* [What is expected]: Reproduce the passage about the mountain road, from "E. Stop the" to "the get go!", word for word.
Start of Given passage
D. Take your hands off the wheel and shake your fist at the sky, screaming, “Quin, this stupid little story of yours sucks ass. What am I supposed to be gaining from it?” Now, now. Let’s try to be constructive. You can be petulant if you want, but that’s not going to save you and everyone you ever loved from horrible grisly ends, will it?
E. Stop the truck, park it, sidle ’round the animals (”nice beasties”) and proceed to the peak on foot. Or: stop the truck, park it, back away gingerly from the animals (”nice beasties”) and head back downhill. (Once again on foot.) Either way, you won’t be doing what you were doing, which is the reason you ended up in your fix in the first place.
You know, I do truly wish stopping were an option at this point. If those damn animals weren’t there just five feet in front of you, no problem, but… you just have too much momentum.
Ah well. Maybe no matter which way you choose, you’re doomed to die in a fiery conflagration. If only you’d decided to go by foot from the get go!
(By the way, did I mention that both animals are being ridden by several old men in silk suits and smug smiles? Five on the elephant, three on the donkey. The poor donkey seems crushed by under their weight, but is compliantly allowing one of them to stuff a carrot into his mouth.)
Okay, if you say so: it’s your blog. But I would like to point out one thing. I live within the veritable shadow of the Cascades and I’ve been up more than one crumblly mountain road, both on foot and as a passenger in other people’s cars. And it’s been my experience that people who are trying to make their way up such roads in cars or trucks usually end up driving kinda slow. Besides, according to the story the way you tell it, your foot’s already poised over the brake. There are lots of people, you know, who would brake instinctually under circumstances like the ones you describe, and even though it might be the last decision they ever made…it just might not. Whereas all the other options you provide entail either certain destruction or near-certain destruction. Let’s see…possible death versus certain/near-certain death…nope, I still know which one I’d pick.
:-)
Well, actually, Bekabot, I suppose you’re right. Unfortunately, by admitting it, I completely undermine the purpose of my analogy. I suppose I could make it even more strained, and put a jeep full of honking frat boys tailgating you from behind so you drive faster than you should or somesuch, but… perhaps better to just take this analogy, roll it into a ball, and toss it over the cliff.
End of Given passage
Start of Listed entries
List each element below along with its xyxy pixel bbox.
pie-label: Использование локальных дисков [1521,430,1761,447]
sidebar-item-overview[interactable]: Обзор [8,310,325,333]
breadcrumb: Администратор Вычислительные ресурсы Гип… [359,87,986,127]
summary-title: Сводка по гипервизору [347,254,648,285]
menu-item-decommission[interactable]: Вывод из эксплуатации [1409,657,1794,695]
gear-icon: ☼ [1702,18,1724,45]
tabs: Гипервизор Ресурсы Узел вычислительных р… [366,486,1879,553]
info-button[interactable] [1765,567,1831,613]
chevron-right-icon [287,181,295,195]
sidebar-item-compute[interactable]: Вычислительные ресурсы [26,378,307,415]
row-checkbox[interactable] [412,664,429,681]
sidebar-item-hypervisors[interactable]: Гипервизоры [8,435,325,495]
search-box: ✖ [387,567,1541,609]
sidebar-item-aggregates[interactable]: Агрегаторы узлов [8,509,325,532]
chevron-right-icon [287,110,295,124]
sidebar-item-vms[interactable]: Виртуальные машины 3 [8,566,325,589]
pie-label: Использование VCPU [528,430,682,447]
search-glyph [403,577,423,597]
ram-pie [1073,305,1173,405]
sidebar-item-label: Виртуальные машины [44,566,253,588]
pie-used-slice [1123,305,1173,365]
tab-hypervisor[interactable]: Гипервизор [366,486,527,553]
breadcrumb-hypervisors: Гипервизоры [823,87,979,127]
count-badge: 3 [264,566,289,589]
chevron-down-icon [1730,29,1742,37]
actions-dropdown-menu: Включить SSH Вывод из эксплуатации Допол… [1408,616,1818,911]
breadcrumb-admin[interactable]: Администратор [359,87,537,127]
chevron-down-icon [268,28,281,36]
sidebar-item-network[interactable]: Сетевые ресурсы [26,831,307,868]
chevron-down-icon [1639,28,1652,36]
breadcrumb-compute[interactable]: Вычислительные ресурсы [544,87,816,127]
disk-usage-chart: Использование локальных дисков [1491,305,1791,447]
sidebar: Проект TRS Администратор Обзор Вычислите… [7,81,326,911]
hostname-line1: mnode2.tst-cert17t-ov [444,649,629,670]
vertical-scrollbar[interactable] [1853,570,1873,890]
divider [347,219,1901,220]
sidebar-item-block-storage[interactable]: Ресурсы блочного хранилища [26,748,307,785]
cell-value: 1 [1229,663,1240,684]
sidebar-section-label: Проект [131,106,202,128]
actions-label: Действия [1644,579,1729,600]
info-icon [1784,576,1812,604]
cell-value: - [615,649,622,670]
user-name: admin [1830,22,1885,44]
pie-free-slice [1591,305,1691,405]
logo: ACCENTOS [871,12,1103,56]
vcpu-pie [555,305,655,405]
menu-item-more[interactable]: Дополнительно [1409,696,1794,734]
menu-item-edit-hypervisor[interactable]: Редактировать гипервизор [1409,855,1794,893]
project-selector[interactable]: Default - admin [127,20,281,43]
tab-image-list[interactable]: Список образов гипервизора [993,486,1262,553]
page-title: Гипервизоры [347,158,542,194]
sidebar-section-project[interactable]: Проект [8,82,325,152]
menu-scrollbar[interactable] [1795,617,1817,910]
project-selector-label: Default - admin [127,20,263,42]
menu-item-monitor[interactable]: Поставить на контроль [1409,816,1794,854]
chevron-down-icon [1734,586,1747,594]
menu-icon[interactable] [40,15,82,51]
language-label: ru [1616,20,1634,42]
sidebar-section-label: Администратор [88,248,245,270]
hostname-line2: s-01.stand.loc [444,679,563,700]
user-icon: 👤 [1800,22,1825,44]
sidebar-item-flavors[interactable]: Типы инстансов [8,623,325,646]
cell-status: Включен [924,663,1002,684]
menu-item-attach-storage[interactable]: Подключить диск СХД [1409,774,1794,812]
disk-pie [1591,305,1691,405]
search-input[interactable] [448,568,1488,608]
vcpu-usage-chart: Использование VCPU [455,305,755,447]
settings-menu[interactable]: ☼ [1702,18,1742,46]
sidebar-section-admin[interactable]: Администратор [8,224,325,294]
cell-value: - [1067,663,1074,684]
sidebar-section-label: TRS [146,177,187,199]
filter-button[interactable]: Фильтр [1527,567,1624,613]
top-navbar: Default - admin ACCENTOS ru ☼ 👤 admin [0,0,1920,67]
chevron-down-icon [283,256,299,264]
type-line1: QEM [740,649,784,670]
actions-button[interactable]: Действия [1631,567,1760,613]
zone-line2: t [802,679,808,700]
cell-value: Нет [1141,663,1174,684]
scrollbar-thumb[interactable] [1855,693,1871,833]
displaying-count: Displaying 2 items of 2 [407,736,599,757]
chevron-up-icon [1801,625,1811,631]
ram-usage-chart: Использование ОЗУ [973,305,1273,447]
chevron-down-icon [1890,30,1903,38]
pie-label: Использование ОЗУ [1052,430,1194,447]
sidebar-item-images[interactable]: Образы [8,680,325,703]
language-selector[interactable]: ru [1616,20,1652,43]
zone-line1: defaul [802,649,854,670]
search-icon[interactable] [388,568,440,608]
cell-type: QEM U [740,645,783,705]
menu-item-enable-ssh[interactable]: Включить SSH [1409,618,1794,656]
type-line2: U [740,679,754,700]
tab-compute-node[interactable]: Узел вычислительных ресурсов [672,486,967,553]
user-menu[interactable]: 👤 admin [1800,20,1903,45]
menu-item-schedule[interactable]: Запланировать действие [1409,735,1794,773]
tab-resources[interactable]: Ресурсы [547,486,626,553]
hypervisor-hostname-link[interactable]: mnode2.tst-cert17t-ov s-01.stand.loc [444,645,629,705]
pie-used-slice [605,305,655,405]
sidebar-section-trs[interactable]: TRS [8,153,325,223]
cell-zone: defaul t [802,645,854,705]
End of Listed entries
* [Exercise answer]:
E. Stop the truck, park it, sidle ’round the animals (”nice beasties”) and proceed to the peak on foot. Or: stop the truck, park it, back away gingerly from the animals (”nice beasties”) and head back downhill. (Once again on foot.) Either way, you won’t be doing what you were doing, which is the reason you ended up in your fix in the first place.
You know, I do truly wish stopping were an option at this point. If those damn animals weren’t there just five feet in front of you, no problem, but… you just have too much momentum.
Ah well. Maybe no matter which way you choose, you’re doomed to die in a fiery conflagration. If only you’d decided to go by foot from the get go!